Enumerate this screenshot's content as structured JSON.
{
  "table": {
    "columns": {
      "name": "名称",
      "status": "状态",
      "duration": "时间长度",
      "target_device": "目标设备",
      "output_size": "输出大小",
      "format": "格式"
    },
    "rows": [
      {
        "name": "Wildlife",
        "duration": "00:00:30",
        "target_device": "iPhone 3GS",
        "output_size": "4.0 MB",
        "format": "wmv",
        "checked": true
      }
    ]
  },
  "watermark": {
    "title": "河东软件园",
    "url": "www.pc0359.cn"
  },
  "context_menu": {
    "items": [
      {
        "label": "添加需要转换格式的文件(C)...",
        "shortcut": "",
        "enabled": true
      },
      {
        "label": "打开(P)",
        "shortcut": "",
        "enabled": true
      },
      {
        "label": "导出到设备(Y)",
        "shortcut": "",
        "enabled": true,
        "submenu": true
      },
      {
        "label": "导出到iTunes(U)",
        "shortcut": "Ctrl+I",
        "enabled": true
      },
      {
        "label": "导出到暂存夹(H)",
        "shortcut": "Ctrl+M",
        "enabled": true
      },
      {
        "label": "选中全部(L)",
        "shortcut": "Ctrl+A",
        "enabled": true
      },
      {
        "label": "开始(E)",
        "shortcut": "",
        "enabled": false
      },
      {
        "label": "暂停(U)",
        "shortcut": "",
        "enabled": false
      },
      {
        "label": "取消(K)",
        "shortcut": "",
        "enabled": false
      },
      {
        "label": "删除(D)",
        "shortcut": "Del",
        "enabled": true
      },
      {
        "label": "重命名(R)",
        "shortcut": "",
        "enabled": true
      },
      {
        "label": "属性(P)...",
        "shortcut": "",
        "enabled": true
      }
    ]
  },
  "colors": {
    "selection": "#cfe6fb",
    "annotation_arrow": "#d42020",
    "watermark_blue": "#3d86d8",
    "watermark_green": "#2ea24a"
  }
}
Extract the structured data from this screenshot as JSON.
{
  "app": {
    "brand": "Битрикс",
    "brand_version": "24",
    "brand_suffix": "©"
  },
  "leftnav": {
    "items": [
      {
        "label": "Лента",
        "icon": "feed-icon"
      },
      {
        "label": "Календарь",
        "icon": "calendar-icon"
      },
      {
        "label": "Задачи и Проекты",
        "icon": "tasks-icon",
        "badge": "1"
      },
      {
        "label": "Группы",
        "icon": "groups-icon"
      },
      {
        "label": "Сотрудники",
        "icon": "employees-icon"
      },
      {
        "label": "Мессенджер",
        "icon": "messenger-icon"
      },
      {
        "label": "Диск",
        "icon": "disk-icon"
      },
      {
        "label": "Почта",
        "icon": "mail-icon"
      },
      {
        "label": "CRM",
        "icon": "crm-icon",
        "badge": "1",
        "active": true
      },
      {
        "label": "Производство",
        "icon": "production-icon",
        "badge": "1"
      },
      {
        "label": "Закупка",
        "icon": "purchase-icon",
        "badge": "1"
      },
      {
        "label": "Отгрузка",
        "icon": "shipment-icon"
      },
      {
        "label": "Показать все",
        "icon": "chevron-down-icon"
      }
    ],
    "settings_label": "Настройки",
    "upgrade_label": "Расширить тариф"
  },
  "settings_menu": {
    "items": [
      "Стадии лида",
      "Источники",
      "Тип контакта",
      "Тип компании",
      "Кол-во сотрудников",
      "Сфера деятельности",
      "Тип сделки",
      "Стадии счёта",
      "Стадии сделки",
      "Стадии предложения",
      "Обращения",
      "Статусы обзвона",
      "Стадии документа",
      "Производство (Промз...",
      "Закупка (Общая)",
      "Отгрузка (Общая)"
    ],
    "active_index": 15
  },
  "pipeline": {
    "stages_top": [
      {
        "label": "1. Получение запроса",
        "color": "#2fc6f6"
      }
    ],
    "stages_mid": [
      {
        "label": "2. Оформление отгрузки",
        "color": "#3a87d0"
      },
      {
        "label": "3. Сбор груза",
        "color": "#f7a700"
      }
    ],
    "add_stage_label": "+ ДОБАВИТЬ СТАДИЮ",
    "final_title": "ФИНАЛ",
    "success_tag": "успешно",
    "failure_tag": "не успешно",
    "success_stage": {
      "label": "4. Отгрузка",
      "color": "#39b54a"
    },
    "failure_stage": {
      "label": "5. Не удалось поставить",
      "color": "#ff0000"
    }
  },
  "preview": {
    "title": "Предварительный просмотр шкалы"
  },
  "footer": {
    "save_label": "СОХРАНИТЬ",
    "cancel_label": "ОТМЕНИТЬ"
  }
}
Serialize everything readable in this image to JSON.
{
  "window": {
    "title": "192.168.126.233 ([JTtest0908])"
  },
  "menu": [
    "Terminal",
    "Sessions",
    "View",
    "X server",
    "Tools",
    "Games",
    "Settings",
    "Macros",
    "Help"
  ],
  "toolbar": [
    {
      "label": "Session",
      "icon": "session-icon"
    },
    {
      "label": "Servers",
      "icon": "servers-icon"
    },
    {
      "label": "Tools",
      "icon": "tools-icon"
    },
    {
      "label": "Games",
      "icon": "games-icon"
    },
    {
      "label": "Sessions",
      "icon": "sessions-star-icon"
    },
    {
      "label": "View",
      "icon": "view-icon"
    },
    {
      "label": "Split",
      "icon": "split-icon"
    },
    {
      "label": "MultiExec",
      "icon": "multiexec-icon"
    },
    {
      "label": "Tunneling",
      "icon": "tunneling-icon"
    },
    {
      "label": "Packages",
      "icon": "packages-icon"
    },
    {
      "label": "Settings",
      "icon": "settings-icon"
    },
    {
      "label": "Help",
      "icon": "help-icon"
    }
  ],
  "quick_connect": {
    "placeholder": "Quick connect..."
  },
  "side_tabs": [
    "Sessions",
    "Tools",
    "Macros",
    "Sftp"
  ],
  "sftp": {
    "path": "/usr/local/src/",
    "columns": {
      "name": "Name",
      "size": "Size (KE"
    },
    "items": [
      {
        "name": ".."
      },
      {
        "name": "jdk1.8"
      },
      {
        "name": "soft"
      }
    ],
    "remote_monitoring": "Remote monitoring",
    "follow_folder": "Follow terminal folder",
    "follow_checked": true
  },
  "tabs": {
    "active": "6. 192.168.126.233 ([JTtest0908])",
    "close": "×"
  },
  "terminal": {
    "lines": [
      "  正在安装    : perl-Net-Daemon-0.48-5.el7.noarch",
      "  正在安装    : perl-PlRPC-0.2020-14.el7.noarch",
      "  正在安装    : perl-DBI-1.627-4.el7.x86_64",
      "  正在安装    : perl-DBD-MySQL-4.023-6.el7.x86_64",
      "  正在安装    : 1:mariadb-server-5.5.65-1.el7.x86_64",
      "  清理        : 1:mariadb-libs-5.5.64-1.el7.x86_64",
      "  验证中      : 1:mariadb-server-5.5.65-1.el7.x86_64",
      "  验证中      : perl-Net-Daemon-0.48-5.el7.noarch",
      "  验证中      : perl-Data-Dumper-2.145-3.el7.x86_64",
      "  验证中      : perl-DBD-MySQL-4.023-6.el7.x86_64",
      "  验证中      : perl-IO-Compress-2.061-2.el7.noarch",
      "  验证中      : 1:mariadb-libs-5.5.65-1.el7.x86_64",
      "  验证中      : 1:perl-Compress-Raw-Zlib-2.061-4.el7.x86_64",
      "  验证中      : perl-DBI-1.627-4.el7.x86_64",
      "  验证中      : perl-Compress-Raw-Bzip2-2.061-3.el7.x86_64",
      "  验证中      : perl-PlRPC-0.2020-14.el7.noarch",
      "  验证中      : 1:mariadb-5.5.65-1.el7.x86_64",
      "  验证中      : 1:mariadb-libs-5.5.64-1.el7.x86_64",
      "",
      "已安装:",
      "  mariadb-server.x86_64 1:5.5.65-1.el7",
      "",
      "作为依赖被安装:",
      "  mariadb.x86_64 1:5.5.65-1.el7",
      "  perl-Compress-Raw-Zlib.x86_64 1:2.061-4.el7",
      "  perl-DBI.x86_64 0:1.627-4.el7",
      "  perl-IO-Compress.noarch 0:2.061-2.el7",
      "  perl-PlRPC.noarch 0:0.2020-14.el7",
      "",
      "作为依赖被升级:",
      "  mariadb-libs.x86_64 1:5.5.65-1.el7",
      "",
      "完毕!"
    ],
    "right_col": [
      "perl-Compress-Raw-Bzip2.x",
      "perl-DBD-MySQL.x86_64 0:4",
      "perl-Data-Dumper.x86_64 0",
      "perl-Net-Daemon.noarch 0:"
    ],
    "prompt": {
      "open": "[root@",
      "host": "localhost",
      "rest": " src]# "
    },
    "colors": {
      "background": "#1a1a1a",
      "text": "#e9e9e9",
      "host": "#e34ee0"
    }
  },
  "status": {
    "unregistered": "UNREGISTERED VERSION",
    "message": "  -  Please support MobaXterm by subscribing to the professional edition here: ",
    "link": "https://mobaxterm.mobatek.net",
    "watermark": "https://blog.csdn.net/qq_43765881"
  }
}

+ + + + +

> [What to produce]:
Select and copy every line of the listing with the word "name".

> [The response]:
      "name": "名称",
        "name": "Wildlife",
      "name": "Name",
        "name": ".."
        "name": "jdk1.8"
        "name": "soft"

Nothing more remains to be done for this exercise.